◆ Exercise description: Omit the pictures, then reproduce every remaining record exactly.

— Begin Extracted data —

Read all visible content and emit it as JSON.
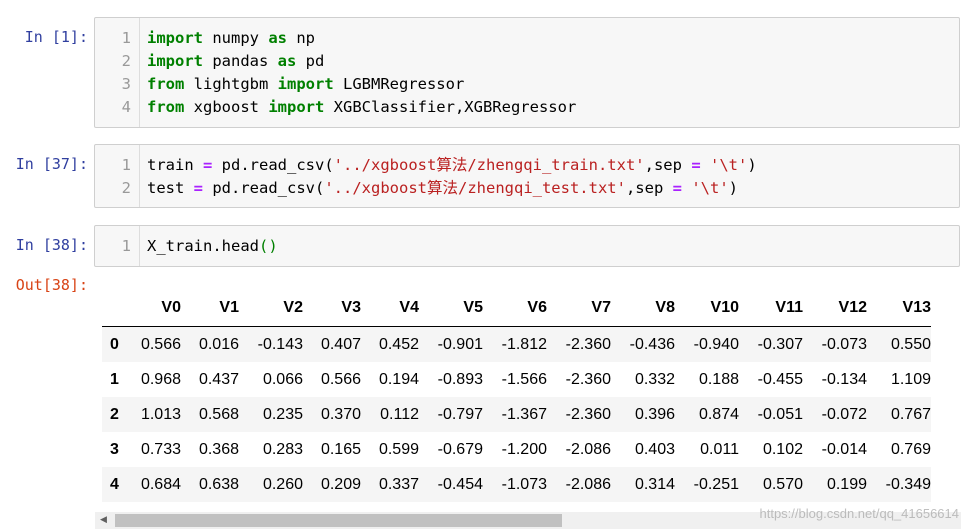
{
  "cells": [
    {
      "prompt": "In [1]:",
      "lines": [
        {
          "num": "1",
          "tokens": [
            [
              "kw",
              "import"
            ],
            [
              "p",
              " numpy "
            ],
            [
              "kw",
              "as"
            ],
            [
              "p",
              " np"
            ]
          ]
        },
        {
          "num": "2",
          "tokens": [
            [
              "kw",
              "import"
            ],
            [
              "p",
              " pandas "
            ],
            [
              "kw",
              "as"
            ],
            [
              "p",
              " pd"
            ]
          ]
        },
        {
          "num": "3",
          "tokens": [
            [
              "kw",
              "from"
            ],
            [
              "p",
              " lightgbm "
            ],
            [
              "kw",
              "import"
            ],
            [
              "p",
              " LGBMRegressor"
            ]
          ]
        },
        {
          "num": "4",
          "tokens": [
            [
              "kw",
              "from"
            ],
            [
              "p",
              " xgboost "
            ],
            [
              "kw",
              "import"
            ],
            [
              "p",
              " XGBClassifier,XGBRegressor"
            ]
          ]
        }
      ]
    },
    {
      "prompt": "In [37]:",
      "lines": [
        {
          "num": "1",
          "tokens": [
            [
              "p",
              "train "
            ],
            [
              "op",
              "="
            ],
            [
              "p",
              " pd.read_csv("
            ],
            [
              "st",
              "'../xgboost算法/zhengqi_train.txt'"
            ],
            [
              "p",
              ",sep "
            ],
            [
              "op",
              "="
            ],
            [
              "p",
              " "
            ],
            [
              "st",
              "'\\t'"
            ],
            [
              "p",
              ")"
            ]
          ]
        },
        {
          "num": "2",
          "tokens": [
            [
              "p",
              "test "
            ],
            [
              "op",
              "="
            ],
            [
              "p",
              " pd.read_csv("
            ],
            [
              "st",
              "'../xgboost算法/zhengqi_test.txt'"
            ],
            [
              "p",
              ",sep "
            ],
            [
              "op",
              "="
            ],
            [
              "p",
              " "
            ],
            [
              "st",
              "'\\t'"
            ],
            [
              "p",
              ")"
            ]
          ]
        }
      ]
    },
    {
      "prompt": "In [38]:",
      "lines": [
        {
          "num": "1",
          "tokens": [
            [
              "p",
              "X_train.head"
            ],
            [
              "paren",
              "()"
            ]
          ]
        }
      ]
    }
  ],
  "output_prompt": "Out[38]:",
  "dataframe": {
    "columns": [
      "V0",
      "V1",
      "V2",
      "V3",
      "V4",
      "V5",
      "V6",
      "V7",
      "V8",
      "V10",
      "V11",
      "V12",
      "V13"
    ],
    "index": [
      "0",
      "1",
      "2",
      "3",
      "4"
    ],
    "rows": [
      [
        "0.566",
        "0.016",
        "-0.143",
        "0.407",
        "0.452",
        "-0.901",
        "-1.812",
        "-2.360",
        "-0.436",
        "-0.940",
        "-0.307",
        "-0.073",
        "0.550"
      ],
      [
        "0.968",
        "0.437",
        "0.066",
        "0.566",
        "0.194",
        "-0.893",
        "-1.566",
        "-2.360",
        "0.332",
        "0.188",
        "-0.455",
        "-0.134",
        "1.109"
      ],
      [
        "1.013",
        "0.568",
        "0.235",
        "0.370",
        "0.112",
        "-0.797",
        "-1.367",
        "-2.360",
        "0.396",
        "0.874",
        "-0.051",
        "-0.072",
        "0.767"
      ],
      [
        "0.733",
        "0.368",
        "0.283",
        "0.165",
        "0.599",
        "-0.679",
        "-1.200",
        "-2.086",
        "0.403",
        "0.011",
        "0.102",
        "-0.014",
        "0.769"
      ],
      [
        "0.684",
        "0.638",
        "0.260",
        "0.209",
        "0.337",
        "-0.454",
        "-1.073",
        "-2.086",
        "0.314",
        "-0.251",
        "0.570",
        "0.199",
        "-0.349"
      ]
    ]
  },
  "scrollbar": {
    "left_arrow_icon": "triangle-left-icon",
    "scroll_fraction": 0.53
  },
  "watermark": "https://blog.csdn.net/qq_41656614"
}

— End Extracted data —

◆ Right answer:
Read all visible content and emit it as JSON.
{
  "cells": [
    {
      "prompt": "In [1]:",
      "lines": [
        {
          "num": "1",
          "tokens": [
            [
              "kw",
              "import"
            ],
            [
              "p",
              " numpy "
            ],
            [
              "kw",
              "as"
            ],
            [
              "p",
              " np"
            ]
          ]
        },
        {
          "num": "2",
          "tokens": [
            [
              "kw",
              "import"
            ],
            [
              "p",
              " pandas "
            ],
            [
              "kw",
              "as"
            ],
            [
              "p",
              " pd"
            ]
          ]
        },
        {
          "num": "3",
          "tokens": [
            [
              "kw",
              "from"
            ],
            [
              "p",
              " lightgbm "
            ],
            [
              "kw",
              "import"
            ],
            [
              "p",
              " LGBMRegressor"
            ]
          ]
        },
        {
          "num": "4",
          "tokens": [
            [
              "kw",
              "from"
            ],
            [
              "p",
              " xgboost "
            ],
            [
              "kw",
              "import"
            ],
            [
              "p",
              " XGBClassifier,XGBRegressor"
            ]
          ]
        }
      ]
    },
    {
      "prompt": "In [37]:",
      "lines": [
        {
          "num": "1",
          "tokens": [
            [
              "p",
              "train "
            ],
            [
              "op",
              "="
            ],
            [
              "p",
              " pd.read_csv("
            ],
            [
              "st",
              "'../xgboost算法/zhengqi_train.txt'"
            ],
            [
              "p",
              ",sep "
            ],
            [
              "op",
              "="
            ],
            [
              "p",
              " "
            ],
            [
              "st",
              "'\\t'"
            ],
            [
              "p",
              ")"
            ]
          ]
        },
        {
          "num": "2",
          "tokens": [
            [
              "p",
              "test "
            ],
            [
              "op",
              "="
            ],
            [
              "p",
              " pd.read_csv("
            ],
            [
              "st",
              "'../xgboost算法/zhengqi_test.txt'"
            ],
            [
              "p",
              ",sep "
            ],
            [
              "op",
              "="
            ],
            [
              "p",
              " "
            ],
            [
              "st",
              "'\\t'"
            ],
            [
              "p",
              ")"
            ]
          ]
        }
      ]
    },
    {
      "prompt": "In [38]:",
      "lines": [
        {
          "num": "1",
          "tokens": [
            [
              "p",
              "X_train.head"
            ],
            [
              "paren",
              "()"
            ]
          ]
        }
      ]
    }
  ],
  "output_prompt": "Out[38]:",
  "dataframe": {
    "columns": [
      "V0",
      "V1",
      "V2",
      "V3",
      "V4",
      "V5",
      "V6",
      "V7",
      "V8",
      "V10",
      "V11",
      "V12",
      "V13"
    ],
    "index": [
      "0",
      "1",
      "2",
      "3",
      "4"
    ],
    "rows": [
      [
        "0.566",
        "0.016",
        "-0.143",
        "0.407",
        "0.452",
        "-0.901",
        "-1.812",
        "-2.360",
        "-0.436",
        "-0.940",
        "-0.307",
        "-0.073",
        "0.550"
      ],
      [
        "0.968",
        "0.437",
        "0.066",
        "0.566",
        "0.194",
        "-0.893",
        "-1.566",
        "-2.360",
        "0.332",
        "0.188",
        "-0.455",
        "-0.134",
        "1.109"
      ],
      [
        "1.013",
        "0.568",
        "0.235",
        "0.370",
        "0.112",
        "-0.797",
        "-1.367",
        "-2.360",
        "0.396",
        "0.874",
        "-0.051",
        "-0.072",
        "0.767"
      ],
      [
        "0.733",
        "0.368",
        "0.283",
        "0.165",
        "0.599",
        "-0.679",
        "-1.200",
        "-2.086",
        "0.403",
        "0.011",
        "0.102",
        "-0.014",
        "0.769"
      ],
      [
        "0.684",
        "0.638",
        "0.260",
        "0.209",
        "0.337",
        "-0.454",
        "-1.073",
        "-2.086",
        "0.314",
        "-0.251",
        "0.570",
        "0.199",
        "-0.349"
      ]
    ]
  },
  "scrollbar": {
    "left_arrow_icon": "triangle-left-icon",
    "scroll_fraction": 0.53
  },
  "watermark": "https://blog.csdn.net/qq_41656614"
}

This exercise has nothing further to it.